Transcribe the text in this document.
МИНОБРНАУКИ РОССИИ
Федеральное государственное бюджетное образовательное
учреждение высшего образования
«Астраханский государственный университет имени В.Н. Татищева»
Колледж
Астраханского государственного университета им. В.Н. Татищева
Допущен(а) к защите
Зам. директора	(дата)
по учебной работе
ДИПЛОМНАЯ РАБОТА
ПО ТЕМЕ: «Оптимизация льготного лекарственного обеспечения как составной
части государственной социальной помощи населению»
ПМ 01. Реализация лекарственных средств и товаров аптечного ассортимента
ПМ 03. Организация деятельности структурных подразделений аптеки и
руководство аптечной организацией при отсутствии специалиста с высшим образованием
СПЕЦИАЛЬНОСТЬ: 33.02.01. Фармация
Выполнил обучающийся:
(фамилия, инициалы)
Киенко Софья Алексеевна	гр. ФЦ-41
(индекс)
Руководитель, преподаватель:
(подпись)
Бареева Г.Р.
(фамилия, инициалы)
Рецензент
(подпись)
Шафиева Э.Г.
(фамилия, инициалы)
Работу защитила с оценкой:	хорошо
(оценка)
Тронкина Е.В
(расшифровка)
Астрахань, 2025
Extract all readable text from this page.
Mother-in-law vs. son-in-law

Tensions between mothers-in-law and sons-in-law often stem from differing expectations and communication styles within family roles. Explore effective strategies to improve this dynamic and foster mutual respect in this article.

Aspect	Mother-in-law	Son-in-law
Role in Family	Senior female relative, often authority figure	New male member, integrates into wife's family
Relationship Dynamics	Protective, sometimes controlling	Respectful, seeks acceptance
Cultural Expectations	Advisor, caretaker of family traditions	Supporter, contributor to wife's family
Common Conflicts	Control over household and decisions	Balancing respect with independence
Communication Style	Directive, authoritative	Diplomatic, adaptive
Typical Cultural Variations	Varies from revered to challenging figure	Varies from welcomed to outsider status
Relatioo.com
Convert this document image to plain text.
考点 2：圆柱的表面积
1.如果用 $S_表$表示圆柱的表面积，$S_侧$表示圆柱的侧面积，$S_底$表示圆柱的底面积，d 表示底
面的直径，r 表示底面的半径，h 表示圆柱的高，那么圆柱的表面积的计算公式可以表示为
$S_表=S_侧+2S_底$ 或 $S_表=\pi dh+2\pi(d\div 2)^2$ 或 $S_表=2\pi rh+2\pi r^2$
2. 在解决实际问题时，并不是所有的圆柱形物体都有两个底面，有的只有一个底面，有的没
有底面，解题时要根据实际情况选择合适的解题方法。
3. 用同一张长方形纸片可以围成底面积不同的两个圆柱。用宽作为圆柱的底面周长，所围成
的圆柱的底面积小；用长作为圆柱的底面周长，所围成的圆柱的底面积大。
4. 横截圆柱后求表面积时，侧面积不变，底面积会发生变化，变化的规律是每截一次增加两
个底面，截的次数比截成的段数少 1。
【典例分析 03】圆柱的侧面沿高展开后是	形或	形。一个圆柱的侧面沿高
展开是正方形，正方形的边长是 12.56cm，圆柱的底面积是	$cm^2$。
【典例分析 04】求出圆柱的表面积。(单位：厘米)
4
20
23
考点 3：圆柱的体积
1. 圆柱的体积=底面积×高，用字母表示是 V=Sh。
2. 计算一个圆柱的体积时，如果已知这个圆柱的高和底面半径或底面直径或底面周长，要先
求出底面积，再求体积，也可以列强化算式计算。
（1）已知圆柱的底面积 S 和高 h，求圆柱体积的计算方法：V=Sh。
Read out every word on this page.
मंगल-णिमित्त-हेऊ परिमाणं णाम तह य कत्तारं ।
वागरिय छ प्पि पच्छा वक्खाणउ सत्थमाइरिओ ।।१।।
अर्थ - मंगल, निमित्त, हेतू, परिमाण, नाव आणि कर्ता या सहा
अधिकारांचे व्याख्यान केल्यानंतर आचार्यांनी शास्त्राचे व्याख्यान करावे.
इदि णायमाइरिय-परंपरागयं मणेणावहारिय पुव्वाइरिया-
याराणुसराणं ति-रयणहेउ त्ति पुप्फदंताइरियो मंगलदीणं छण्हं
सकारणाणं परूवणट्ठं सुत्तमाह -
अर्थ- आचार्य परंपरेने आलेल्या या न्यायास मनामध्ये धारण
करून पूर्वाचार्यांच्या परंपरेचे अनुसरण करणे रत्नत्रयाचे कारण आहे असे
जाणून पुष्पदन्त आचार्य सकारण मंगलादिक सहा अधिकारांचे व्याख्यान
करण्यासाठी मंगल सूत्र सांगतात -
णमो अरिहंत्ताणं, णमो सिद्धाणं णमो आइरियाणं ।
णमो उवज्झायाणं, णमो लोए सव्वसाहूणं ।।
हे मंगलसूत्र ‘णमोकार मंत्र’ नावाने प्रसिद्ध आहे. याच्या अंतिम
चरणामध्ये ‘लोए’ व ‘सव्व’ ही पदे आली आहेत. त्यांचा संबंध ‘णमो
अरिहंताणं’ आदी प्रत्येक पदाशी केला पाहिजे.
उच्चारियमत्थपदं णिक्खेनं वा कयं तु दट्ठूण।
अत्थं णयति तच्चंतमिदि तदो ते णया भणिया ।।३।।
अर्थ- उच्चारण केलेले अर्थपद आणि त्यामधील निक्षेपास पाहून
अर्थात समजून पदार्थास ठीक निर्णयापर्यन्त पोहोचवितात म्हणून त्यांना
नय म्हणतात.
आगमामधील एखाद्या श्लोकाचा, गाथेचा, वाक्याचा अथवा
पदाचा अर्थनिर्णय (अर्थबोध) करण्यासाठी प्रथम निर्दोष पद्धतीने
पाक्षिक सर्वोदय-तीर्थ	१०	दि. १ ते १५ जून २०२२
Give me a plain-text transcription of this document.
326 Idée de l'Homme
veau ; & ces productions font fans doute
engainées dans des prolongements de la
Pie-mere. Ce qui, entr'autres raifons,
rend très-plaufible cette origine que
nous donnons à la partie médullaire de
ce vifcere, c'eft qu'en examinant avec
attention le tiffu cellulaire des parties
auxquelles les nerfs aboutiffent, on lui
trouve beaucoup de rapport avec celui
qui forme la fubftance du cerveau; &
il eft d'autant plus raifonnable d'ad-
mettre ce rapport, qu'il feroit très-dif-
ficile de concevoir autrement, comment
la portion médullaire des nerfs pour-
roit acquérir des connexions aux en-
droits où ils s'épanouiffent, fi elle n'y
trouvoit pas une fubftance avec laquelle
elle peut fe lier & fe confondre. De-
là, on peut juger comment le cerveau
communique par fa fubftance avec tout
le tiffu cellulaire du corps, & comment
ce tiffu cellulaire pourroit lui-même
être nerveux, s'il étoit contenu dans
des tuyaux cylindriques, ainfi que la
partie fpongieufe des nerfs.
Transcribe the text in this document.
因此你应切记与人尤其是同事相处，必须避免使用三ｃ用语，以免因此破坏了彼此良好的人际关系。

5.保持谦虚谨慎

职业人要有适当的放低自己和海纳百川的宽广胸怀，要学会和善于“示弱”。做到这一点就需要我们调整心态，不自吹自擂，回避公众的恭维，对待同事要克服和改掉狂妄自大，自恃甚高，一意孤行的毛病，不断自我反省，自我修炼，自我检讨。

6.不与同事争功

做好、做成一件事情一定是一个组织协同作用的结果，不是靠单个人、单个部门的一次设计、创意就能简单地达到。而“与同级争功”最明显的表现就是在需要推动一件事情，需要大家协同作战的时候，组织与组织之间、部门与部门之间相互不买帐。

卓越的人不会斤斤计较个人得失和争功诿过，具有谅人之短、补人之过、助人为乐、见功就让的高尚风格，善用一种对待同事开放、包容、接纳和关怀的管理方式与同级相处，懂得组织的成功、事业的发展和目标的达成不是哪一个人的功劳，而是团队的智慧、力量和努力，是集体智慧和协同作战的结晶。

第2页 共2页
● ● ●
__To do__.
Search the data above for the string "médullaire" and copy each line that has it.

__Task response__.
nous donnons à la partie médullaire de
la portion médullaire des nerfs pour-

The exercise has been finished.